→ The request:
Look through the material and copy each line holding "JSON".

(begin)

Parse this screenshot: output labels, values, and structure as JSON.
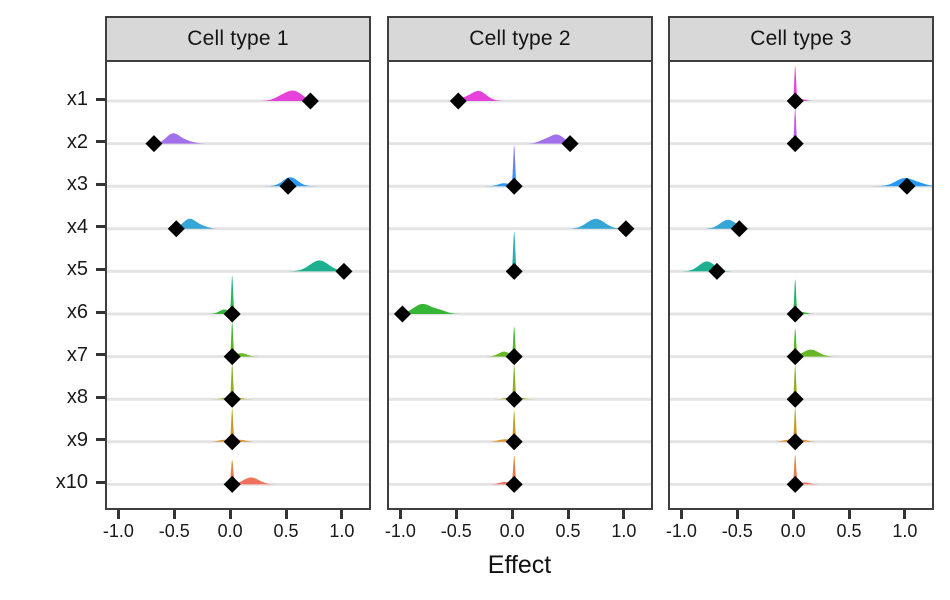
{
  "colors": {
    "background": "#ffffff",
    "panel_border": "#3f3f3f",
    "strip_background": "#d8d8d8",
    "strip_border": "#3f3f3f",
    "grid_line": "#e4e4e4",
    "axis_text": "#1a1a1a",
    "tick_mark": "#333333",
    "point": "#000000"
  },
  "chart_data": {
    "type": "area",
    "subtype": "faceted-density-ridgelines-with-point-estimates",
    "title": "",
    "xlabel": "Effect",
    "ylabel": "",
    "xlim": [
      -1.12,
      1.26
    ],
    "x_ticks": [
      -1.0,
      -0.5,
      0.0,
      0.5,
      1.0
    ],
    "x_tick_labels": [
      "-1.0",
      "-0.5",
      "0.0",
      "0.5",
      "1.0"
    ],
    "categories": [
      "x1",
      "x2",
      "x3",
      "x4",
      "x5",
      "x6",
      "x7",
      "x8",
      "x9",
      "x10"
    ],
    "row_colors": [
      "#E53BD9",
      "#9E6CE9",
      "#2196F5",
      "#2FA3D6",
      "#16AE8C",
      "#2FB32F",
      "#68B51E",
      "#A5A414",
      "#DB8E26",
      "#F4685F"
    ],
    "grid": "horizontal-major-only",
    "legend": "none",
    "point_marker": "diamond",
    "facets": [
      {
        "title": "Cell type 1",
        "rows": [
          {
            "var": "x1",
            "point": 0.7,
            "density": [
              {
                "c": 0.55,
                "s": 0.075,
                "h": 10
              },
              {
                "c": 0.43,
                "s": 0.06,
                "h": 3
              }
            ]
          },
          {
            "var": "x2",
            "point": -0.7,
            "density": [
              {
                "c": -0.53,
                "s": 0.06,
                "h": 10
              },
              {
                "c": -0.41,
                "s": 0.06,
                "h": 2.5
              }
            ]
          },
          {
            "var": "x3",
            "point": 0.5,
            "density": [
              {
                "c": 0.52,
                "s": 0.065,
                "h": 9
              }
            ]
          },
          {
            "var": "x4",
            "point": -0.5,
            "density": [
              {
                "c": -0.38,
                "s": 0.06,
                "h": 10
              },
              {
                "c": -0.26,
                "s": 0.05,
                "h": 2
              }
            ]
          },
          {
            "var": "x5",
            "point": 1.0,
            "density": [
              {
                "c": 0.78,
                "s": 0.085,
                "h": 11
              }
            ]
          },
          {
            "var": "x6",
            "point": 0.0,
            "density": [
              {
                "c": 0,
                "s": 0.008,
                "h": 37
              },
              {
                "c": -0.07,
                "s": 0.045,
                "h": 4.5
              }
            ]
          },
          {
            "var": "x7",
            "point": 0.0,
            "density": [
              {
                "c": 0,
                "s": 0.008,
                "h": 34
              },
              {
                "c": 0.08,
                "s": 0.05,
                "h": 3.5
              }
            ]
          },
          {
            "var": "x8",
            "point": 0.0,
            "density": [
              {
                "c": 0,
                "s": 0.008,
                "h": 34
              },
              {
                "c": 0.05,
                "s": 0.04,
                "h": 1.5
              },
              {
                "c": -0.05,
                "s": 0.04,
                "h": 1.5
              }
            ]
          },
          {
            "var": "x9",
            "point": 0.0,
            "density": [
              {
                "c": 0,
                "s": 0.008,
                "h": 32
              },
              {
                "c": 0.07,
                "s": 0.05,
                "h": 2
              },
              {
                "c": -0.07,
                "s": 0.05,
                "h": 2
              }
            ]
          },
          {
            "var": "x10",
            "point": 0.0,
            "density": [
              {
                "c": 0,
                "s": 0.01,
                "h": 24
              },
              {
                "c": 0.17,
                "s": 0.07,
                "h": 7
              }
            ]
          }
        ]
      },
      {
        "title": "Cell type 2",
        "rows": [
          {
            "var": "x1",
            "point": -0.5,
            "density": [
              {
                "c": -0.32,
                "s": 0.07,
                "h": 10
              },
              {
                "c": -0.45,
                "s": 0.05,
                "h": 2
              }
            ]
          },
          {
            "var": "x2",
            "point": 0.5,
            "density": [
              {
                "c": 0.38,
                "s": 0.065,
                "h": 9
              },
              {
                "c": 0.26,
                "s": 0.05,
                "h": 2.5
              }
            ]
          },
          {
            "var": "x3",
            "point": 0.0,
            "density": [
              {
                "c": 0,
                "s": 0.009,
                "h": 40
              },
              {
                "c": -0.09,
                "s": 0.05,
                "h": 3
              }
            ]
          },
          {
            "var": "x4",
            "point": 1.0,
            "density": [
              {
                "c": 0.73,
                "s": 0.08,
                "h": 10
              }
            ]
          },
          {
            "var": "x5",
            "point": 0.0,
            "density": [
              {
                "c": 0,
                "s": 0.009,
                "h": 40
              }
            ]
          },
          {
            "var": "x6",
            "point": -1.0,
            "density": [
              {
                "c": -0.82,
                "s": 0.08,
                "h": 10
              },
              {
                "c": -0.66,
                "s": 0.06,
                "h": 3
              }
            ]
          },
          {
            "var": "x7",
            "point": 0.0,
            "density": [
              {
                "c": 0,
                "s": 0.008,
                "h": 29
              },
              {
                "c": -0.09,
                "s": 0.05,
                "h": 5
              }
            ]
          },
          {
            "var": "x8",
            "point": 0.0,
            "density": [
              {
                "c": 0,
                "s": 0.008,
                "h": 33
              },
              {
                "c": -0.05,
                "s": 0.04,
                "h": 1.5
              },
              {
                "c": 0.05,
                "s": 0.04,
                "h": 1.5
              }
            ]
          },
          {
            "var": "x9",
            "point": 0.0,
            "density": [
              {
                "c": 0,
                "s": 0.008,
                "h": 30
              },
              {
                "c": -0.08,
                "s": 0.06,
                "h": 2.5
              }
            ]
          },
          {
            "var": "x10",
            "point": 0.0,
            "density": [
              {
                "c": 0,
                "s": 0.009,
                "h": 28
              },
              {
                "c": -0.08,
                "s": 0.05,
                "h": 2.5
              }
            ]
          }
        ]
      },
      {
        "title": "Cell type 3",
        "rows": [
          {
            "var": "x1",
            "point": 0.0,
            "density": [
              {
                "c": 0,
                "s": 0.008,
                "h": 34
              },
              {
                "c": 0.05,
                "s": 0.04,
                "h": 2
              }
            ]
          },
          {
            "var": "x2",
            "point": 0.0,
            "density": [
              {
                "c": 0,
                "s": 0.008,
                "h": 35
              }
            ]
          },
          {
            "var": "x3",
            "point": 1.0,
            "density": [
              {
                "c": 0.98,
                "s": 0.08,
                "h": 8
              },
              {
                "c": 1.12,
                "s": 0.06,
                "h": 2
              }
            ]
          },
          {
            "var": "x4",
            "point": -0.5,
            "density": [
              {
                "c": -0.6,
                "s": 0.07,
                "h": 9
              }
            ]
          },
          {
            "var": "x5",
            "point": -0.7,
            "density": [
              {
                "c": -0.79,
                "s": 0.07,
                "h": 10
              }
            ]
          },
          {
            "var": "x6",
            "point": 0.0,
            "density": [
              {
                "c": 0,
                "s": 0.008,
                "h": 34
              },
              {
                "c": 0.06,
                "s": 0.04,
                "h": 2
              }
            ]
          },
          {
            "var": "x7",
            "point": 0.0,
            "density": [
              {
                "c": 0,
                "s": 0.008,
                "h": 27
              },
              {
                "c": 0.14,
                "s": 0.07,
                "h": 7
              }
            ]
          },
          {
            "var": "x8",
            "point": 0.0,
            "density": [
              {
                "c": 0,
                "s": 0.008,
                "h": 34
              }
            ]
          },
          {
            "var": "x9",
            "point": 0.0,
            "density": [
              {
                "c": 0,
                "s": 0.008,
                "h": 32
              },
              {
                "c": 0.06,
                "s": 0.05,
                "h": 2
              },
              {
                "c": -0.06,
                "s": 0.05,
                "h": 2
              }
            ]
          },
          {
            "var": "x10",
            "point": 0.0,
            "density": [
              {
                "c": 0,
                "s": 0.009,
                "h": 29
              },
              {
                "c": 0.08,
                "s": 0.05,
                "h": 2
              }
            ]
          }
        ]
      }
    ]
  }
}
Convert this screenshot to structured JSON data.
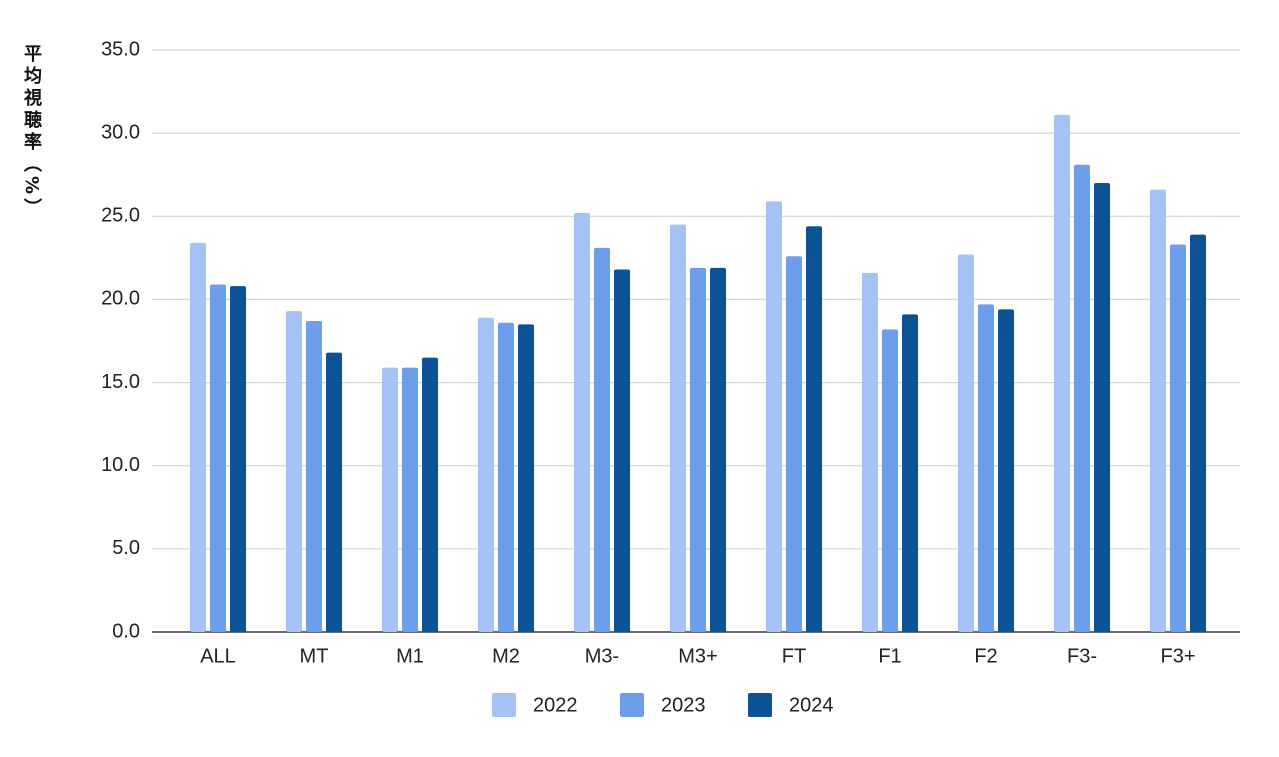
{
  "chart_data": {
    "type": "bar",
    "y_label": "平均視聴率（%）",
    "categories": [
      "ALL",
      "MT",
      "M1",
      "M2",
      "M3-",
      "M3+",
      "FT",
      "F1",
      "F2",
      "F3-",
      "F3+"
    ],
    "series": [
      {
        "name": "2022",
        "color": "#a4c2f4",
        "values": [
          23.4,
          19.3,
          15.9,
          18.9,
          25.2,
          24.5,
          25.9,
          21.6,
          22.7,
          31.1,
          26.6
        ]
      },
      {
        "name": "2023",
        "color": "#6d9eeb",
        "values": [
          20.9,
          18.7,
          15.9,
          18.6,
          23.1,
          21.9,
          22.6,
          18.2,
          19.7,
          28.1,
          23.3
        ]
      },
      {
        "name": "2024",
        "color": "#0b5394",
        "values": [
          20.8,
          16.8,
          16.5,
          18.5,
          21.8,
          21.9,
          24.4,
          19.1,
          19.4,
          27.0,
          23.9
        ]
      }
    ],
    "ylim": [
      0,
      35
    ],
    "yticks": [
      {
        "value": 0,
        "label": "0.0"
      },
      {
        "value": 5,
        "label": "5.0"
      },
      {
        "value": 10,
        "label": "10.0"
      },
      {
        "value": 15,
        "label": "15.0"
      },
      {
        "value": 20,
        "label": "20.0"
      },
      {
        "value": 25,
        "label": "25.0"
      },
      {
        "value": 30,
        "label": "30.0"
      },
      {
        "value": 35,
        "label": "35.0"
      }
    ],
    "grid": true,
    "legend": "bottom"
  }
}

(end)

→ Solution for this task:
Parse this screenshot: output labels, values, and structure as JSON.
Convert this screenshot to structured JSON data.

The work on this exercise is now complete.